• **Directions**
Your task is to transcribe all the entries exactly, excluding pictures.

• **Records for the task**
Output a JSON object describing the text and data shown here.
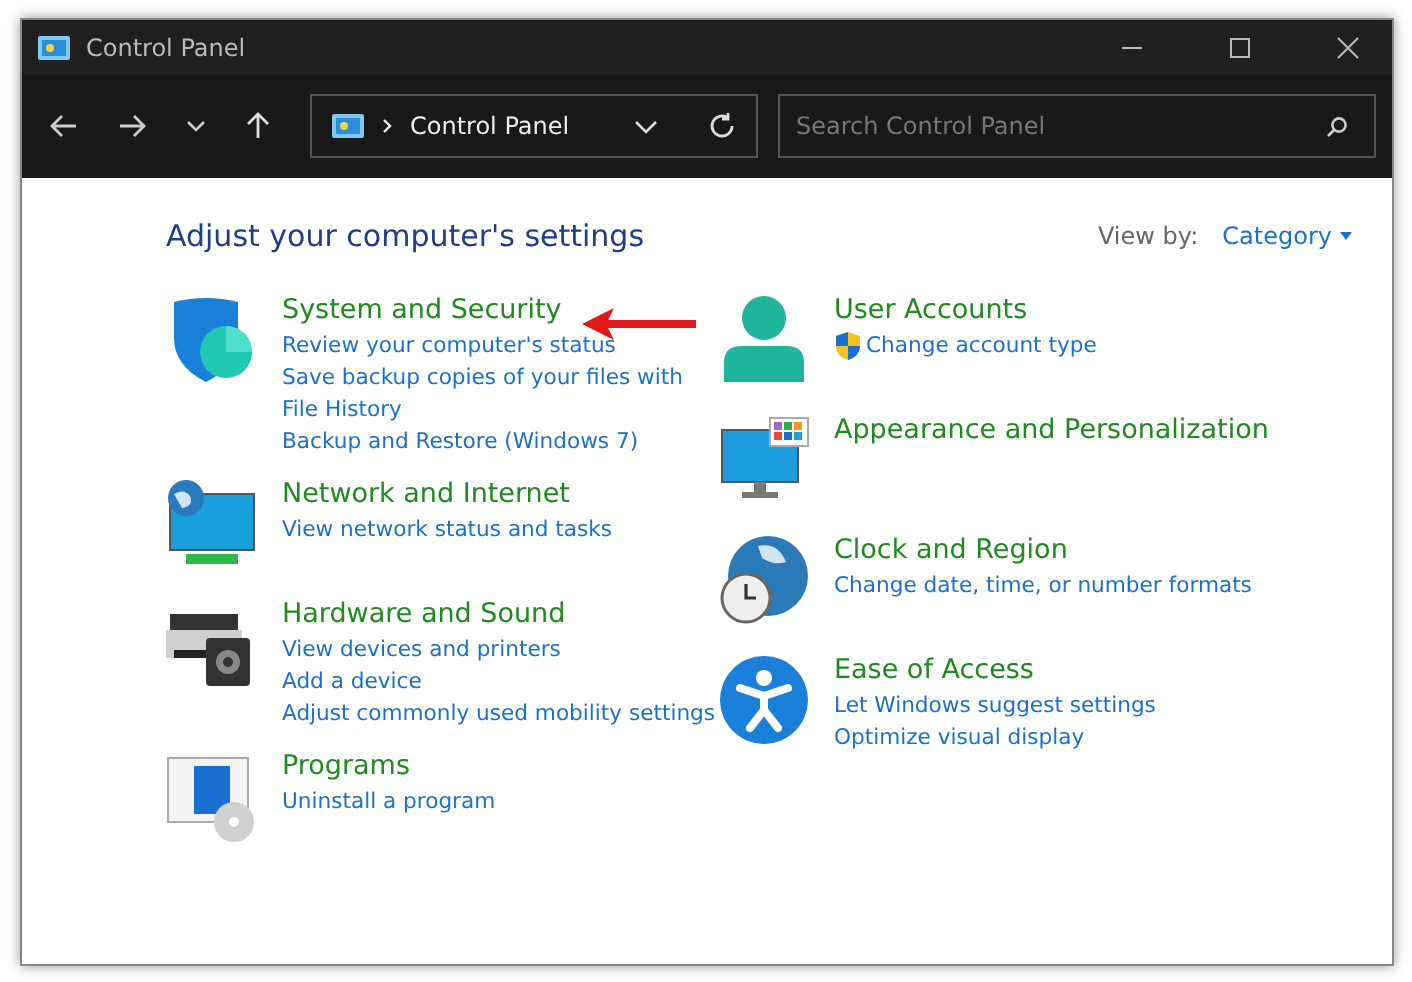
{
  "window": {
    "title": "Control Panel"
  },
  "address_bar": {
    "path": "Control Panel"
  },
  "search": {
    "placeholder": "Search Control Panel"
  },
  "heading": "Adjust your computer's settings",
  "view_by": {
    "label": "View by:",
    "value": "Category"
  },
  "columns": [
    [
      {
        "title": "System and Security",
        "kind": "shield",
        "links": [
          {
            "text": "Review your computer's status",
            "shield": false
          },
          {
            "text": "Save backup copies of your files with File History",
            "shield": false
          },
          {
            "text": "Backup and Restore (Windows 7)",
            "shield": false
          }
        ]
      },
      {
        "title": "Network and Internet",
        "kind": "network",
        "links": [
          {
            "text": "View network status and tasks",
            "shield": false
          }
        ]
      },
      {
        "title": "Hardware and Sound",
        "kind": "printer",
        "links": [
          {
            "text": "View devices and printers",
            "shield": false
          },
          {
            "text": "Add a device",
            "shield": false
          },
          {
            "text": "Adjust commonly used mobility settings",
            "shield": false
          }
        ]
      },
      {
        "title": "Programs",
        "kind": "programs",
        "links": [
          {
            "text": "Uninstall a program",
            "shield": false
          }
        ]
      }
    ],
    [
      {
        "title": "User Accounts",
        "kind": "user",
        "links": [
          {
            "text": "Change account type",
            "shield": true
          }
        ]
      },
      {
        "title": "Appearance and Personalization",
        "kind": "monitor"
      },
      {
        "title": "Clock and Region",
        "kind": "clock",
        "links": [
          {
            "text": "Change date, time, or number formats",
            "shield": false
          }
        ]
      },
      {
        "title": "Ease of Access",
        "kind": "access",
        "links": [
          {
            "text": "Let Windows suggest settings",
            "shield": false
          },
          {
            "text": "Optimize visual display",
            "shield": false
          }
        ]
      }
    ]
  ]
}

• **Task result**
Output a JSON object describing the text and data shown here.
{
  "window": {
    "title": "Control Panel"
  },
  "address_bar": {
    "path": "Control Panel"
  },
  "search": {
    "placeholder": "Search Control Panel"
  },
  "heading": "Adjust your computer's settings",
  "view_by": {
    "label": "View by:",
    "value": "Category"
  },
  "columns": [
    [
      {
        "title": "System and Security",
        "kind": "shield",
        "links": [
          {
            "text": "Review your computer's status",
            "shield": false
          },
          {
            "text": "Save backup copies of your files with File History",
            "shield": false
          },
          {
            "text": "Backup and Restore (Windows 7)",
            "shield": false
          }
        ]
      },
      {
        "title": "Network and Internet",
        "kind": "network",
        "links": [
          {
            "text": "View network status and tasks",
            "shield": false
          }
        ]
      },
      {
        "title": "Hardware and Sound",
        "kind": "printer",
        "links": [
          {
            "text": "View devices and printers",
            "shield": false
          },
          {
            "text": "Add a device",
            "shield": false
          },
          {
            "text": "Adjust commonly used mobility settings",
            "shield": false
          }
        ]
      },
      {
        "title": "Programs",
        "kind": "programs",
        "links": [
          {
            "text": "Uninstall a program",
            "shield": false
          }
        ]
      }
    ],
    [
      {
        "title": "User Accounts",
        "kind": "user",
        "links": [
          {
            "text": "Change account type",
            "shield": true
          }
        ]
      },
      {
        "title": "Appearance and Personalization",
        "kind": "monitor"
      },
      {
        "title": "Clock and Region",
        "kind": "clock",
        "links": [
          {
            "text": "Change date, time, or number formats",
            "shield": false
          }
        ]
      },
      {
        "title": "Ease of Access",
        "kind": "access",
        "links": [
          {
            "text": "Let Windows suggest settings",
            "shield": false
          },
          {
            "text": "Optimize visual display",
            "shield": false
          }
        ]
      }
    ]
  ]
}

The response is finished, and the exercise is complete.